# DOCUMENT EXTRACT
^^^^^^^^^^^^^^^^

Hi, my task is implementing ANSI NATIONAL character string types as
part of PostgreSQL core.
And requirement " require drivers and client applications to know about
it" is reason why it could not be done as add-on (these new types should
have a fixed OID for most drivers from my experience).
Implementing them as UTF8 data-type is first step which allows have
NATIONAL characters with encoding differ from database encoding (and
might me even support multiple encoding for common string types in
future).
>> 1)Full set of string functions and operators for NATIONAL types (we
>> could not use generic text functions because they assume that the
>> stings will have database encoding).
>> Now only basic set implemented.
>> 2)Need implement some way to define default collation for a NATIONAL
>> types.
>> 3)Need implement some way to input UTF8 characters into NATIONAL
types
>> via SQL (there are serious open problem... it will be defined later
>> in the text).
>Yeah, all of these issues stem from the fact that the NATIONAL types
are separate from text.

^^^^^^^^^^^^^^^^

# DATA SUPPLIED
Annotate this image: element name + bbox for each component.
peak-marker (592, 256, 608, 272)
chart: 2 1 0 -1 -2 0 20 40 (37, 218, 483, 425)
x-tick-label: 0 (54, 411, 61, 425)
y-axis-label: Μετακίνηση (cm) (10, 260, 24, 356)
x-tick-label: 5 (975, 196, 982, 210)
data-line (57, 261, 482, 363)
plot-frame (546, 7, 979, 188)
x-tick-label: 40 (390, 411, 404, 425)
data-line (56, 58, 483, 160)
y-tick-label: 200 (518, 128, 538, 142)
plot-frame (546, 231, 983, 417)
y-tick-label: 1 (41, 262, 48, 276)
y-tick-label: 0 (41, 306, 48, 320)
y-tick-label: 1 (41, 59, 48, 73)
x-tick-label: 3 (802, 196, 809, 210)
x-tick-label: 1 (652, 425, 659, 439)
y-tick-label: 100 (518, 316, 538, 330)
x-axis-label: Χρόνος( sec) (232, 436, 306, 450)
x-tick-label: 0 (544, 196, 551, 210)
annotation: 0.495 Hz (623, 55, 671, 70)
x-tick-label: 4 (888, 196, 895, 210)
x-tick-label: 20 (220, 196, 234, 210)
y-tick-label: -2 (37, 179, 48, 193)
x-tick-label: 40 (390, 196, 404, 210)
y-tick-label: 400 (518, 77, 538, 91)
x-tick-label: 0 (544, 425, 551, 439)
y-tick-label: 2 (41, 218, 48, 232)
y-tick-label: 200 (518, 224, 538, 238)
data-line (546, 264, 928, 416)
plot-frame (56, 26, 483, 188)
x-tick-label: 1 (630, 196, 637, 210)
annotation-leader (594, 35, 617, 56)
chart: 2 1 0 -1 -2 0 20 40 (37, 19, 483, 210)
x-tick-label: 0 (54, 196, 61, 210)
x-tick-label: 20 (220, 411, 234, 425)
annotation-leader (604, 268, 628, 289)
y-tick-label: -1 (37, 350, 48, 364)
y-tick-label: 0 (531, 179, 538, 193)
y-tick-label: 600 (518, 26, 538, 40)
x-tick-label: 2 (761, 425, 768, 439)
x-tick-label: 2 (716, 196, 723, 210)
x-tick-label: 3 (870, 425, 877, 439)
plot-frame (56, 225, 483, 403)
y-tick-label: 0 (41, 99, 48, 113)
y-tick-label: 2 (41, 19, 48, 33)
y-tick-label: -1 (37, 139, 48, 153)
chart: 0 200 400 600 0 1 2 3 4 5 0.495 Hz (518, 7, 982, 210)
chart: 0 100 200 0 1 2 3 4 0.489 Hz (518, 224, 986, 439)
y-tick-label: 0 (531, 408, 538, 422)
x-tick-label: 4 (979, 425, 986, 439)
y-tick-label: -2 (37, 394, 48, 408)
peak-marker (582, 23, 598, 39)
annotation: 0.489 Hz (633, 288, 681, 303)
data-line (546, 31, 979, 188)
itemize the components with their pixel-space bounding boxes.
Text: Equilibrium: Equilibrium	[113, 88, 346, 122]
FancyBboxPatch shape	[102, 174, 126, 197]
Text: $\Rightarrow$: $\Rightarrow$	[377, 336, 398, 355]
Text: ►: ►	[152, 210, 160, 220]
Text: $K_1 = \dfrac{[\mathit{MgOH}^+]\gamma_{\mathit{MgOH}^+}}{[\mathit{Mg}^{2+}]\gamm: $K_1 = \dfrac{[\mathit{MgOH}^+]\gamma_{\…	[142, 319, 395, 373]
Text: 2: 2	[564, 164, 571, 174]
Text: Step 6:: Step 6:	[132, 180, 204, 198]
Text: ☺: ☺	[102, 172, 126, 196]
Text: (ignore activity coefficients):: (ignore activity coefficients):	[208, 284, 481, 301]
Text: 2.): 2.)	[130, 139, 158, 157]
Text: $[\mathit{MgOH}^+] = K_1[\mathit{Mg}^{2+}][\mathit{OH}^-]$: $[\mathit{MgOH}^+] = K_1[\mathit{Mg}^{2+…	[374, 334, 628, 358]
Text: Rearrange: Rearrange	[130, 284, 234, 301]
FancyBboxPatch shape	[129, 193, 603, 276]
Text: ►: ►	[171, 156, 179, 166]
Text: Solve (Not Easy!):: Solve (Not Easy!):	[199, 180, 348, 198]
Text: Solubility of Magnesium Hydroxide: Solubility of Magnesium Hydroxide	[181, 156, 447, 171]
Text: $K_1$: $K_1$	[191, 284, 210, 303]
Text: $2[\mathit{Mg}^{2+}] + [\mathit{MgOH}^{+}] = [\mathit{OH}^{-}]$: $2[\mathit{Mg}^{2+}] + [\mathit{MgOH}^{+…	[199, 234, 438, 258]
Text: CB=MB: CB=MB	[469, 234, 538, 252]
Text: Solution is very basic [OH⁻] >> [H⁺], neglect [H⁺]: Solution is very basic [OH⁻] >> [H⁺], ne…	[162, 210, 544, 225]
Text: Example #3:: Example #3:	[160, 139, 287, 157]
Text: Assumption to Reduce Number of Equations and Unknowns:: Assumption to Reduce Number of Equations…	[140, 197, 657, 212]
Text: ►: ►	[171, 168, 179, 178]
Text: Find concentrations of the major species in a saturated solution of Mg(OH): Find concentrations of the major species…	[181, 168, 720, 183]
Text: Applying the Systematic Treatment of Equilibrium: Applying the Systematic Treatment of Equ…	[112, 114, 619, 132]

^^^^^^^^^^^^^^^^

# EXERCISE GOAL
Pick up the PostgreSQL mailing-list message on NATIONAL character string types where it stops, continuing the discussion in the same voice and style.

# RESULT FOR THIS TASK
>I think we should take a completely different approach to this. Two
alternatives spring to mind:
>1. Implement a new encoding. The new encoding would be some variant of
>UTF-8 that encodes languages like Russian more efficiently. Then just
use that in the whole database. Something like SCSU
>(http://www.unicode.org/reports/tr6/) should do the trick, although I'm
not sure if SCSU can be used as a server-encoding. A lot of code relies
on the fact that a server encoding must have the high bit set in all
bytes that >are part of a multi-byte character. That's why SJIS for
example can only be used as a client-encoding. But surely you could come
up with some subset or variant of SCSU which satisfies that requirement.
>2. Compress the column. Simply do "ALTER TABLE foo ALTER COLUMN bar SET
STORAGE MAIN". That will make Postgres compress that field. That might
not be very efficient for compressing short Cyrillic text encoded in
>UTF-8 today, but that could be improved. There has been discussion on
supporting more compression algorithms in the past, and one such
algorithm could be again something like SCSU.
Both of these approach requires dump/restore the whole database which is
not always an opinion.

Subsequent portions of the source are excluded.